*What you should do*
Every record that follows should be printed verbatim.

*Available data*
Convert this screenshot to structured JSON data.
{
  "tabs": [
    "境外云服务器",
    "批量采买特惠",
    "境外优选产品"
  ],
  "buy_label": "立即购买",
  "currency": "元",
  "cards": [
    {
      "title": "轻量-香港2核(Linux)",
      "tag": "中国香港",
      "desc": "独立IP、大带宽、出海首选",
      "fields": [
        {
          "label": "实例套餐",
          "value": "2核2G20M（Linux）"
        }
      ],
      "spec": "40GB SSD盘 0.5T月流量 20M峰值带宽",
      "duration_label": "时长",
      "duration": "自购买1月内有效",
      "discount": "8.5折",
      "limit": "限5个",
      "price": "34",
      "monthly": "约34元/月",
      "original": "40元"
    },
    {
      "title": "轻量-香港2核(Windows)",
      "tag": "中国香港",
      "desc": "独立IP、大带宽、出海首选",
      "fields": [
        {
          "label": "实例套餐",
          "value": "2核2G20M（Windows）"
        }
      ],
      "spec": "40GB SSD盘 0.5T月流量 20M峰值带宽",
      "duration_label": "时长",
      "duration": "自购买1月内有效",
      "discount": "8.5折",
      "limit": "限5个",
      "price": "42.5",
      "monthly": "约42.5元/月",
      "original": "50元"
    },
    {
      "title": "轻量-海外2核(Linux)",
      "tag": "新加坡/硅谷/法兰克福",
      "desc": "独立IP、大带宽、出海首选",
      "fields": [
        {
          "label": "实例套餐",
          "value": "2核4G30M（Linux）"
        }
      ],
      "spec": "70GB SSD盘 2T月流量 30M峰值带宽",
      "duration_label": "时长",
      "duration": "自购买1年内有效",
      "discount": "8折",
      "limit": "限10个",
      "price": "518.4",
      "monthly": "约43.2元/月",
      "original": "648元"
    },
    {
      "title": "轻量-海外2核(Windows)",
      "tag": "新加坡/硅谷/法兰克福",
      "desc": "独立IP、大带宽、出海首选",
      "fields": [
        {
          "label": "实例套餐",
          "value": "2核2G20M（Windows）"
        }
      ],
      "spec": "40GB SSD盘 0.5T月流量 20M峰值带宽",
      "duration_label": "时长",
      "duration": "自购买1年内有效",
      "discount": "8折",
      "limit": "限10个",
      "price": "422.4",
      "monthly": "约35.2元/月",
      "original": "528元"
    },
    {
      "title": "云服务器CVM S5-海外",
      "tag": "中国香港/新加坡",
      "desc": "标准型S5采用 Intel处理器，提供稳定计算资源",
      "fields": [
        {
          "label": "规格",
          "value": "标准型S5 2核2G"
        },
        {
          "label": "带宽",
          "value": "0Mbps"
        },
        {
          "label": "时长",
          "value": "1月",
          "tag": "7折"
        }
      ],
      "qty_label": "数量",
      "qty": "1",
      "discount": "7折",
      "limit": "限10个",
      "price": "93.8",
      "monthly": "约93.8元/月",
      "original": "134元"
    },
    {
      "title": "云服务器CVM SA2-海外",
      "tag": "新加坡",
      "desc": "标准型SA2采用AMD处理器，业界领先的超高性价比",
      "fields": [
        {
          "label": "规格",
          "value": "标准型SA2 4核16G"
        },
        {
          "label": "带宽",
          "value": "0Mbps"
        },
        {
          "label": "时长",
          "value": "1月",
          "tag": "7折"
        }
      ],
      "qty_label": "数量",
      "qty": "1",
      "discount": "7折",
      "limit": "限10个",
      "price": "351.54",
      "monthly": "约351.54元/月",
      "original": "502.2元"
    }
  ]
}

*Right answer*
Convert this screenshot to structured JSON data.
{
  "tabs": [
    "境外云服务器",
    "批量采买特惠",
    "境外优选产品"
  ],
  "buy_label": "立即购买",
  "currency": "元",
  "cards": [
    {
      "title": "轻量-香港2核(Linux)",
      "tag": "中国香港",
      "desc": "独立IP、大带宽、出海首选",
      "fields": [
        {
          "label": "实例套餐",
          "value": "2核2G20M（Linux）"
        }
      ],
      "spec": "40GB SSD盘 0.5T月流量 20M峰值带宽",
      "duration_label": "时长",
      "duration": "自购买1月内有效",
      "discount": "8.5折",
      "limit": "限5个",
      "price": "34",
      "monthly": "约34元/月",
      "original": "40元"
    },
    {
      "title": "轻量-香港2核(Windows)",
      "tag": "中国香港",
      "desc": "独立IP、大带宽、出海首选",
      "fields": [
        {
          "label": "实例套餐",
          "value": "2核2G20M（Windows）"
        }
      ],
      "spec": "40GB SSD盘 0.5T月流量 20M峰值带宽",
      "duration_label": "时长",
      "duration": "自购买1月内有效",
      "discount": "8.5折",
      "limit": "限5个",
      "price": "42.5",
      "monthly": "约42.5元/月",
      "original": "50元"
    },
    {
      "title": "轻量-海外2核(Linux)",
      "tag": "新加坡/硅谷/法兰克福",
      "desc": "独立IP、大带宽、出海首选",
      "fields": [
        {
          "label": "实例套餐",
          "value": "2核4G30M（Linux）"
        }
      ],
      "spec": "70GB SSD盘 2T月流量 30M峰值带宽",
      "duration_label": "时长",
      "duration": "自购买1年内有效",
      "discount": "8折",
      "limit": "限10个",
      "price": "518.4",
      "monthly": "约43.2元/月",
      "original": "648元"
    },
    {
      "title": "轻量-海外2核(Windows)",
      "tag": "新加坡/硅谷/法兰克福",
      "desc": "独立IP、大带宽、出海首选",
      "fields": [
        {
          "label": "实例套餐",
          "value": "2核2G20M（Windows）"
        }
      ],
      "spec": "40GB SSD盘 0.5T月流量 20M峰值带宽",
      "duration_label": "时长",
      "duration": "自购买1年内有效",
      "discount": "8折",
      "limit": "限10个",
      "price": "422.4",
      "monthly": "约35.2元/月",
      "original": "528元"
    },
    {
      "title": "云服务器CVM S5-海外",
      "tag": "中国香港/新加坡",
      "desc": "标准型S5采用 Intel处理器，提供稳定计算资源",
      "fields": [
        {
          "label": "规格",
          "value": "标准型S5 2核2G"
        },
        {
          "label": "带宽",
          "value": "0Mbps"
        },
        {
          "label": "时长",
          "value": "1月",
          "tag": "7折"
        }
      ],
      "qty_label": "数量",
      "qty": "1",
      "discount": "7折",
      "limit": "限10个",
      "price": "93.8",
      "monthly": "约93.8元/月",
      "original": "134元"
    },
    {
      "title": "云服务器CVM SA2-海外",
      "tag": "新加坡",
      "desc": "标准型SA2采用AMD处理器，业界领先的超高性价比",
      "fields": [
        {
          "label": "规格",
          "value": "标准型SA2 4核16G"
        },
        {
          "label": "带宽",
          "value": "0Mbps"
        },
        {
          "label": "时长",
          "value": "1月",
          "tag": "7折"
        }
      ],
      "qty_label": "数量",
      "qty": "1",
      "discount": "7折",
      "limit": "限10个",
      "price": "351.54",
      "monthly": "约351.54元/月",
      "original": "502.2元"
    }
  ]
}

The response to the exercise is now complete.